▸ TASK STATEMENT
Give the data a second time, exactly and in full.
□ □ □ □
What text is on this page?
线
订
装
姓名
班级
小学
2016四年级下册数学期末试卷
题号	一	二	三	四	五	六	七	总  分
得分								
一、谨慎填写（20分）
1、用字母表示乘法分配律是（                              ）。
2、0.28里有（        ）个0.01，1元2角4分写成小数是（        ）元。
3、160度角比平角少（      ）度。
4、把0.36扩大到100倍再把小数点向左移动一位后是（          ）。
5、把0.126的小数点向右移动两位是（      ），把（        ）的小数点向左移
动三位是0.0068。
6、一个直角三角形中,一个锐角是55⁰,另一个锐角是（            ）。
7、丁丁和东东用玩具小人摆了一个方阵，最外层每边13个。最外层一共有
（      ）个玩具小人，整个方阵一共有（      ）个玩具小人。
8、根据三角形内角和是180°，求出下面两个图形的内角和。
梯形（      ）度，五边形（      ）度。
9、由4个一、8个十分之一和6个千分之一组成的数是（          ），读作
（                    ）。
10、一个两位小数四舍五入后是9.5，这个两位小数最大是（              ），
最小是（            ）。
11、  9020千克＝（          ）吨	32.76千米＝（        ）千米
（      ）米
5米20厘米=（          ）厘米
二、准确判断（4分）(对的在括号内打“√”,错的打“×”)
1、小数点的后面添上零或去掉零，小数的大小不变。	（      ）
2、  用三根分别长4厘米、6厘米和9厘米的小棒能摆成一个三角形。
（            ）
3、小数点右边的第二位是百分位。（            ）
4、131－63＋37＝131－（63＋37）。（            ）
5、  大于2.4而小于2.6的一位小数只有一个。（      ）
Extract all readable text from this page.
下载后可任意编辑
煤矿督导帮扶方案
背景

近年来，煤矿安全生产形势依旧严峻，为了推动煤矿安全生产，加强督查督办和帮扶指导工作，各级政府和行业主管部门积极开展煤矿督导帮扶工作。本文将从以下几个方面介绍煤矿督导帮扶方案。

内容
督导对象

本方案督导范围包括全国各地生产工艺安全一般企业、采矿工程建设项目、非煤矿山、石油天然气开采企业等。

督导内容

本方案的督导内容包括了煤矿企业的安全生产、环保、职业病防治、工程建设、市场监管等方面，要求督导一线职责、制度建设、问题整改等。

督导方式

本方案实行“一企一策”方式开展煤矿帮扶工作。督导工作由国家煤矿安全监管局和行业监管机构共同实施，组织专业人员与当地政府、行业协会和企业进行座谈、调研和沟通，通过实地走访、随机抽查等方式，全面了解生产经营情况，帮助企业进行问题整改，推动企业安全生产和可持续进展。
□ □ □ □
▸ WRITTEN REPLY
What text is on this page?
线
订
装
姓名
班级
小学
2016四年级下册数学期末试卷
题号	一	二	三	四	五	六	七	总  分
得分								
一、谨慎填写（20分）
1、用字母表示乘法分配律是（                              ）。
2、0.28里有（        ）个0.01，1元2角4分写成小数是（        ）元。
3、160度角比平角少（      ）度。
4、把0.36扩大到100倍再把小数点向左移动一位后是（          ）。
5、把0.126的小数点向右移动两位是（      ），把（        ）的小数点向左移
动三位是0.0068。
6、一个直角三角形中,一个锐角是55⁰,另一个锐角是（            ）。
7、丁丁和东东用玩具小人摆了一个方阵，最外层每边13个。最外层一共有
（      ）个玩具小人，整个方阵一共有（      ）个玩具小人。
8、根据三角形内角和是180°，求出下面两个图形的内角和。
梯形（      ）度，五边形（      ）度。
9、由4个一、8个十分之一和6个千分之一组成的数是（          ），读作
（                    ）。
10、一个两位小数四舍五入后是9.5，这个两位小数最大是（              ），
最小是（            ）。
11、  9020千克＝（          ）吨	32.76千米＝（        ）千米
（      ）米
5米20厘米=（          ）厘米
二、准确判断（4分）(对的在括号内打“√”,错的打“×”)
1、小数点的后面添上零或去掉零，小数的大小不变。	（      ）
2、  用三根分别长4厘米、6厘米和9厘米的小棒能摆成一个三角形。
（            ）
3、小数点右边的第二位是百分位。（            ）
4、131－63＋37＝131－（63＋37）。（            ）
5、  大于2.4而小于2.6的一位小数只有一个。（      ）
Extract all readable text from this page.
下载后可任意编辑
煤矿督导帮扶方案
背景

近年来，煤矿安全生产形势依旧严峻，为了推动煤矿安全生产，加强督查督办和帮扶指导工作，各级政府和行业主管部门积极开展煤矿督导帮扶工作。本文将从以下几个方面介绍煤矿督导帮扶方案。

内容
督导对象

本方案督导范围包括全国各地生产工艺安全一般企业、采矿工程建设项目、非煤矿山、石油天然气开采企业等。

督导内容

本方案的督导内容包括了煤矿企业的安全生产、环保、职业病防治、工程建设、市场监管等方面，要求督导一线职责、制度建设、问题整改等。

督导方式

本方案实行“一企一策”方式开展煤矿帮扶工作。督导工作由国家煤矿安全监管局和行业监管机构共同实施，组织专业人员与当地政府、行业协会和企业进行座谈、调研和沟通，通过实地走访、随机抽查等方式，全面了解生产经营情况，帮助企业进行问题整改，推动企业安全生产和可持续进展。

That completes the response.